- [Problem to solve]:
Find every line in the records below that holds the word "RAMP", and copy each one.

- [Data supplied]:
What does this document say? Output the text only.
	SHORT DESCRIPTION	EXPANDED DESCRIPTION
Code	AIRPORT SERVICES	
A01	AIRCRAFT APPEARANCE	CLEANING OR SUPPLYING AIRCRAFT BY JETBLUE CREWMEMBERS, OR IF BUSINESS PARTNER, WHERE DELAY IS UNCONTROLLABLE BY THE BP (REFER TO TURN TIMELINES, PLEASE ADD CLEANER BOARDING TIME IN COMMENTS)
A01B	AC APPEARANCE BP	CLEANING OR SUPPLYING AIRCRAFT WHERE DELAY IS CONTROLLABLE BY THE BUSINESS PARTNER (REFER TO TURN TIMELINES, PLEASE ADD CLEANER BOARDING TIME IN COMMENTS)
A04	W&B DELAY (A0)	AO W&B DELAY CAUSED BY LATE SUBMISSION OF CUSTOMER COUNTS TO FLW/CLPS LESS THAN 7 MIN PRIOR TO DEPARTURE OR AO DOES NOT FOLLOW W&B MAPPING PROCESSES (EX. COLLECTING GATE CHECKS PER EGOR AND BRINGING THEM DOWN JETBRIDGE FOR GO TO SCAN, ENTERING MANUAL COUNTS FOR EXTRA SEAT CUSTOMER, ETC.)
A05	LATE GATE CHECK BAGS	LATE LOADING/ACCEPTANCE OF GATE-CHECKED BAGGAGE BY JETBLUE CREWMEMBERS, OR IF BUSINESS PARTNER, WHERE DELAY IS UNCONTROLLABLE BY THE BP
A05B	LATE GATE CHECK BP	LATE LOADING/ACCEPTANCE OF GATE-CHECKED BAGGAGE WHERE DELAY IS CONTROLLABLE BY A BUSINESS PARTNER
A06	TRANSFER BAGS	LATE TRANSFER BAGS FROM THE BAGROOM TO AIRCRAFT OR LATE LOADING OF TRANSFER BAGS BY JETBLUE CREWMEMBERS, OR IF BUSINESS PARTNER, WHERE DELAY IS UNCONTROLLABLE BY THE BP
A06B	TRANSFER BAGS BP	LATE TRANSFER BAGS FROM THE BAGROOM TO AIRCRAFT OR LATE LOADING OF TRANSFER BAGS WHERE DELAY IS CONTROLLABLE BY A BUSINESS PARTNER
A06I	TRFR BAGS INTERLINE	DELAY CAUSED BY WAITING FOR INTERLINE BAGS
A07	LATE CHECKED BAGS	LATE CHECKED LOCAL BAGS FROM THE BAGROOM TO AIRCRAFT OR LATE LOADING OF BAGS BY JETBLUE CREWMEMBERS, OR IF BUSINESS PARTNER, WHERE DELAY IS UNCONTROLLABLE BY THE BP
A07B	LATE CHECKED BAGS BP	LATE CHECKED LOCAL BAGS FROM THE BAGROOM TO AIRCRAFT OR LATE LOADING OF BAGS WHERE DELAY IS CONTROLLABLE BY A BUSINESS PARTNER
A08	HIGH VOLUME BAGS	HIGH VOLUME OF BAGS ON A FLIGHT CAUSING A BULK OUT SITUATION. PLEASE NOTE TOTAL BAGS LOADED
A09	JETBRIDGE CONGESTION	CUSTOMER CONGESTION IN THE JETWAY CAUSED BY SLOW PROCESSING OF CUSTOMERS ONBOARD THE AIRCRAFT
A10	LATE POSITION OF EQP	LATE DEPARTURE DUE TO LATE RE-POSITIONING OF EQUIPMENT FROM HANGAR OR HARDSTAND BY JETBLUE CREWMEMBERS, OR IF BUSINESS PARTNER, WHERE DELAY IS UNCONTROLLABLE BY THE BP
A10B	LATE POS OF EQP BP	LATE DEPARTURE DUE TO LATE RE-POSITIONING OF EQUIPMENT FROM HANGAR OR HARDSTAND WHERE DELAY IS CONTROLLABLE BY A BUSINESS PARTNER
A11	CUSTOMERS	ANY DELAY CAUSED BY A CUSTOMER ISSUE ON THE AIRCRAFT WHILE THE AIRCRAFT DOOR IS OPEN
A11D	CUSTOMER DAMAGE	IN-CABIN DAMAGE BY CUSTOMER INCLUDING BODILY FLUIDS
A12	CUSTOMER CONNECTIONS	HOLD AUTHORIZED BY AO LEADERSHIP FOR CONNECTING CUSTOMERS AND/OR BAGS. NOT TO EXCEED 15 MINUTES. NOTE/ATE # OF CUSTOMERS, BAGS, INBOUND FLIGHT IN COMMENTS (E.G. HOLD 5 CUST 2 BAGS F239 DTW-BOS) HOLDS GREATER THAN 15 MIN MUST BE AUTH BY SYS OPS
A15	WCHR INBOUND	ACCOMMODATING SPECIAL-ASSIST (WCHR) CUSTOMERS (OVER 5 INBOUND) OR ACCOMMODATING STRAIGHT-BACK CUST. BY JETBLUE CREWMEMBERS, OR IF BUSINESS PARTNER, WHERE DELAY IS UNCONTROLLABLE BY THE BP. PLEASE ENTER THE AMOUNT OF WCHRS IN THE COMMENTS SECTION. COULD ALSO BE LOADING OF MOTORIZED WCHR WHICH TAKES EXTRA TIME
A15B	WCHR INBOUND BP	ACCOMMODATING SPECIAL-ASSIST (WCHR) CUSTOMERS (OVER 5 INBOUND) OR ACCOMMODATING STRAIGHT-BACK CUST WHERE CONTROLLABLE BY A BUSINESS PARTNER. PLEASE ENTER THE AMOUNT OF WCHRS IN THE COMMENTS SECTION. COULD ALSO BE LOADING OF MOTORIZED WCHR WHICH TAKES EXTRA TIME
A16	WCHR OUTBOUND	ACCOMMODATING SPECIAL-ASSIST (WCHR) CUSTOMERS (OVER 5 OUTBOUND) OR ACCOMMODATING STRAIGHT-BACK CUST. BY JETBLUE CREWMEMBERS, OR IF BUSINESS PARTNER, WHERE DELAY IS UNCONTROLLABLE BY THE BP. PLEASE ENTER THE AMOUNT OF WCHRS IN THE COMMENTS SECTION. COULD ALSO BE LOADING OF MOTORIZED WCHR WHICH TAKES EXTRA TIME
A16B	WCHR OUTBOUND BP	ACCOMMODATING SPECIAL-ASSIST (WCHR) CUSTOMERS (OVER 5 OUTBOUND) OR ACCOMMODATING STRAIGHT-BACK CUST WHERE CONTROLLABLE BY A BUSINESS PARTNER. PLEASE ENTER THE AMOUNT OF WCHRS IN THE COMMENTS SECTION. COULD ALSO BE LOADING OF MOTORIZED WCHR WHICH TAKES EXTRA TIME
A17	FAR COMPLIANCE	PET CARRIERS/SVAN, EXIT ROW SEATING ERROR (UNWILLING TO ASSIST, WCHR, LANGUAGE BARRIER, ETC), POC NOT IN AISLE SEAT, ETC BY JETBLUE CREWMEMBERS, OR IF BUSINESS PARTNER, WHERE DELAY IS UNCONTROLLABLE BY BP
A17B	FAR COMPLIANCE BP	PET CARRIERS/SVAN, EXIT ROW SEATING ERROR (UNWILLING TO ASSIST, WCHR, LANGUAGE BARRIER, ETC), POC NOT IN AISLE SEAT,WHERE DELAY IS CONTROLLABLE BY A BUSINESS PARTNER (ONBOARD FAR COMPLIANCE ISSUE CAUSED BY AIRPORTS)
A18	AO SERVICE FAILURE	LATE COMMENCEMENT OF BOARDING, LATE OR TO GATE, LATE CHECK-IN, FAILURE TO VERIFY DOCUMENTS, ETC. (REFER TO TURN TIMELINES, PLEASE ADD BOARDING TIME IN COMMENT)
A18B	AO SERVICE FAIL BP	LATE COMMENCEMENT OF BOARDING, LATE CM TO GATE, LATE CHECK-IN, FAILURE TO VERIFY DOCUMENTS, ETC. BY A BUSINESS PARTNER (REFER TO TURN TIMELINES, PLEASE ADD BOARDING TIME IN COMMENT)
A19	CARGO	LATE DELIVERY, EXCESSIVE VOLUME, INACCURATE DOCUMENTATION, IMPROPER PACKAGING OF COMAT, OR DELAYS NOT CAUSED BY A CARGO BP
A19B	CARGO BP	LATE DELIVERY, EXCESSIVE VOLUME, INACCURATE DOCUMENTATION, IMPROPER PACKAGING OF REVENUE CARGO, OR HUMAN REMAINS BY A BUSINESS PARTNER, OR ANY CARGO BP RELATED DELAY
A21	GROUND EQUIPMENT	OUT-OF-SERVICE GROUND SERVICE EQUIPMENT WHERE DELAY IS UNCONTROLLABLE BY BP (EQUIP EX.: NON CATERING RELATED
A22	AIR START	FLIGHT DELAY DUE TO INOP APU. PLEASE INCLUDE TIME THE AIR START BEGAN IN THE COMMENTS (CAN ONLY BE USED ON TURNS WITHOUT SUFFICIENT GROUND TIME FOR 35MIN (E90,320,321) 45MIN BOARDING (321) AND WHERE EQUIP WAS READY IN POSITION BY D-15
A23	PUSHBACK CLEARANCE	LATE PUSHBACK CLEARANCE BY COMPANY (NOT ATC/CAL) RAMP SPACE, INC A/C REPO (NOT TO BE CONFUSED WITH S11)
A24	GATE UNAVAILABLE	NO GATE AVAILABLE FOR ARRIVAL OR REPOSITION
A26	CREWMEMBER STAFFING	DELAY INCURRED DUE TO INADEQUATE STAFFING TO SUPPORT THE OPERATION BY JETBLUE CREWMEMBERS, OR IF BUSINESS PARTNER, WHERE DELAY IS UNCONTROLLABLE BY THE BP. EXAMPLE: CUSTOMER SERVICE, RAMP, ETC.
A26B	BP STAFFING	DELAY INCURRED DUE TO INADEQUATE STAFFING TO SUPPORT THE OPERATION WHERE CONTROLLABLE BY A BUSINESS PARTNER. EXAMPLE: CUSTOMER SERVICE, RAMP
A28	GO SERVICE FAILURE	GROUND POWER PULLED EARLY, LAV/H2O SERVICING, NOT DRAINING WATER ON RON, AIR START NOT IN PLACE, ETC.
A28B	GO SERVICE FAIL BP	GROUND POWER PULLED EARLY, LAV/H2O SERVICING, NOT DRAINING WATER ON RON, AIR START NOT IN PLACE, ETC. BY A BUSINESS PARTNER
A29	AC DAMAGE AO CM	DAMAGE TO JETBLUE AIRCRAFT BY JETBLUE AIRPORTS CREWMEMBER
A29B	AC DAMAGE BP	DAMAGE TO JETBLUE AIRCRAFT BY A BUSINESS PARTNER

- [Answer to this problem]:
A23	PUSHBACK CLEARANCE	LATE PUSHBACK CLEARANCE BY COMPANY (NOT ATC/CAL) RAMP SPACE, INC A/C REPO (NOT TO BE CONFUSED WITH S11)
A26	CREWMEMBER STAFFING	DELAY INCURRED DUE TO INADEQUATE STAFFING TO SUPPORT THE OPERATION BY JETBLUE CREWMEMBERS, OR IF BUSINESS PARTNER, WHERE DELAY IS UNCONTROLLABLE BY THE BP. EXAMPLE: CUSTOMER SERVICE, RAMP, ETC.
A26B	BP STAFFING	DELAY INCURRED DUE TO INADEQUATE STAFFING TO SUPPORT THE OPERATION WHERE CONTROLLABLE BY A BUSINESS PARTNER. EXAMPLE: CUSTOMER SERVICE, RAMP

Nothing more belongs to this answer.